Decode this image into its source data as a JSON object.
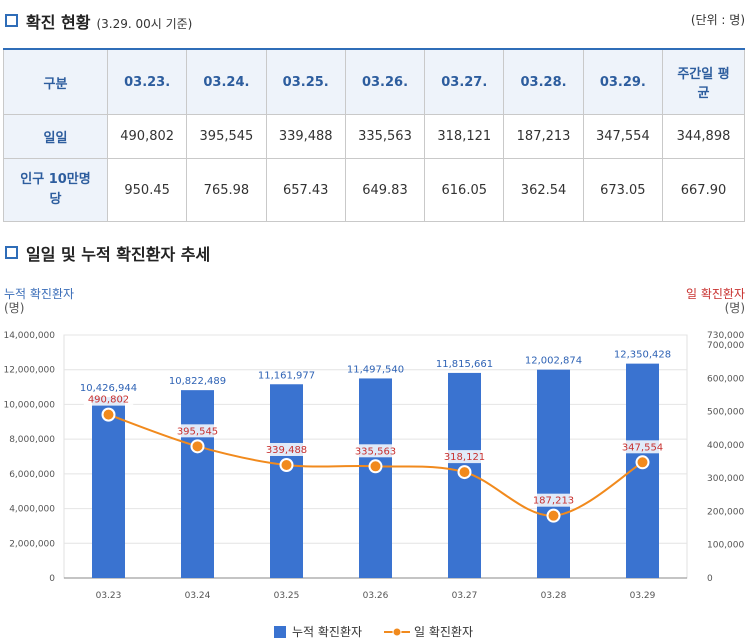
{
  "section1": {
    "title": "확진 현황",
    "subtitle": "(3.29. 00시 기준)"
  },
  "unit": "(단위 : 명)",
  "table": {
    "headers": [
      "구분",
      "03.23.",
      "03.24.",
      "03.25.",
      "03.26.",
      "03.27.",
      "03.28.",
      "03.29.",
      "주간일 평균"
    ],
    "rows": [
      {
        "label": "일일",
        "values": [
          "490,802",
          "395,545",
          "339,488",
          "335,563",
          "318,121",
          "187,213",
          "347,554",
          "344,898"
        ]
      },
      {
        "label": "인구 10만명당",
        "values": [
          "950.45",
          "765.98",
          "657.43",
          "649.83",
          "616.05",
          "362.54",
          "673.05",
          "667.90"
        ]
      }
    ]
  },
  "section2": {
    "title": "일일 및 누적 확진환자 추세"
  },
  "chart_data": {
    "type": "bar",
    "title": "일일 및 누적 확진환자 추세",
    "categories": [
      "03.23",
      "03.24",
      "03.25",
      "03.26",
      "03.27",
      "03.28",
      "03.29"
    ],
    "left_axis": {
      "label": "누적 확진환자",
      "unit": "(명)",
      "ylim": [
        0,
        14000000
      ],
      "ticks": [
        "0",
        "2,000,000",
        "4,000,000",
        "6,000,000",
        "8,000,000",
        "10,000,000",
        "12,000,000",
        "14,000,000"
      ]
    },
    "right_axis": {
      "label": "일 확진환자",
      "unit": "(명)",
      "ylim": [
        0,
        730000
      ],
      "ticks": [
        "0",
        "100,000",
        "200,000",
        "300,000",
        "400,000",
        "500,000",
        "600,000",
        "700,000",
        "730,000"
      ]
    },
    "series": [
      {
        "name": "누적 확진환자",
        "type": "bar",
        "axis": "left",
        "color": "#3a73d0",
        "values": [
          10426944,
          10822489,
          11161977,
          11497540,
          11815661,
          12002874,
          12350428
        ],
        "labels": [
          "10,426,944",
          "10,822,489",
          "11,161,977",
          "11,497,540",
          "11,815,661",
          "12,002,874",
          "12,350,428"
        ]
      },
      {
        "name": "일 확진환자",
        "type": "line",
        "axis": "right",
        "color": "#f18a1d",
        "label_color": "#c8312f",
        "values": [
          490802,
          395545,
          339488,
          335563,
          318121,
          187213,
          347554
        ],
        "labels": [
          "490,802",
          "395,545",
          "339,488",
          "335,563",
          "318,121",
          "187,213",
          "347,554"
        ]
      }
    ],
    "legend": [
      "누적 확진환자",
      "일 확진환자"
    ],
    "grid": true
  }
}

------------------------------------------------

The problem = Without the pictures, write out the whole listing above exactly as it appears.

Complete answer =
Decode this image into its source data as a JSON object.
{
  "section1": {
    "title": "확진 현황",
    "subtitle": "(3.29. 00시 기준)"
  },
  "unit": "(단위 : 명)",
  "table": {
    "headers": [
      "구분",
      "03.23.",
      "03.24.",
      "03.25.",
      "03.26.",
      "03.27.",
      "03.28.",
      "03.29.",
      "주간일 평균"
    ],
    "rows": [
      {
        "label": "일일",
        "values": [
          "490,802",
          "395,545",
          "339,488",
          "335,563",
          "318,121",
          "187,213",
          "347,554",
          "344,898"
        ]
      },
      {
        "label": "인구 10만명당",
        "values": [
          "950.45",
          "765.98",
          "657.43",
          "649.83",
          "616.05",
          "362.54",
          "673.05",
          "667.90"
        ]
      }
    ]
  },
  "section2": {
    "title": "일일 및 누적 확진환자 추세"
  },
  "chart_data": {
    "type": "bar",
    "title": "일일 및 누적 확진환자 추세",
    "categories": [
      "03.23",
      "03.24",
      "03.25",
      "03.26",
      "03.27",
      "03.28",
      "03.29"
    ],
    "left_axis": {
      "label": "누적 확진환자",
      "unit": "(명)",
      "ylim": [
        0,
        14000000
      ],
      "ticks": [
        "0",
        "2,000,000",
        "4,000,000",
        "6,000,000",
        "8,000,000",
        "10,000,000",
        "12,000,000",
        "14,000,000"
      ]
    },
    "right_axis": {
      "label": "일 확진환자",
      "unit": "(명)",
      "ylim": [
        0,
        730000
      ],
      "ticks": [
        "0",
        "100,000",
        "200,000",
        "300,000",
        "400,000",
        "500,000",
        "600,000",
        "700,000",
        "730,000"
      ]
    },
    "series": [
      {
        "name": "누적 확진환자",
        "type": "bar",
        "axis": "left",
        "color": "#3a73d0",
        "values": [
          10426944,
          10822489,
          11161977,
          11497540,
          11815661,
          12002874,
          12350428
        ],
        "labels": [
          "10,426,944",
          "10,822,489",
          "11,161,977",
          "11,497,540",
          "11,815,661",
          "12,002,874",
          "12,350,428"
        ]
      },
      {
        "name": "일 확진환자",
        "type": "line",
        "axis": "right",
        "color": "#f18a1d",
        "label_color": "#c8312f",
        "values": [
          490802,
          395545,
          339488,
          335563,
          318121,
          187213,
          347554
        ],
        "labels": [
          "490,802",
          "395,545",
          "339,488",
          "335,563",
          "318,121",
          "187,213",
          "347,554"
        ]
      }
    ],
    "legend": [
      "누적 확진환자",
      "일 확진환자"
    ],
    "grid": true
  }
}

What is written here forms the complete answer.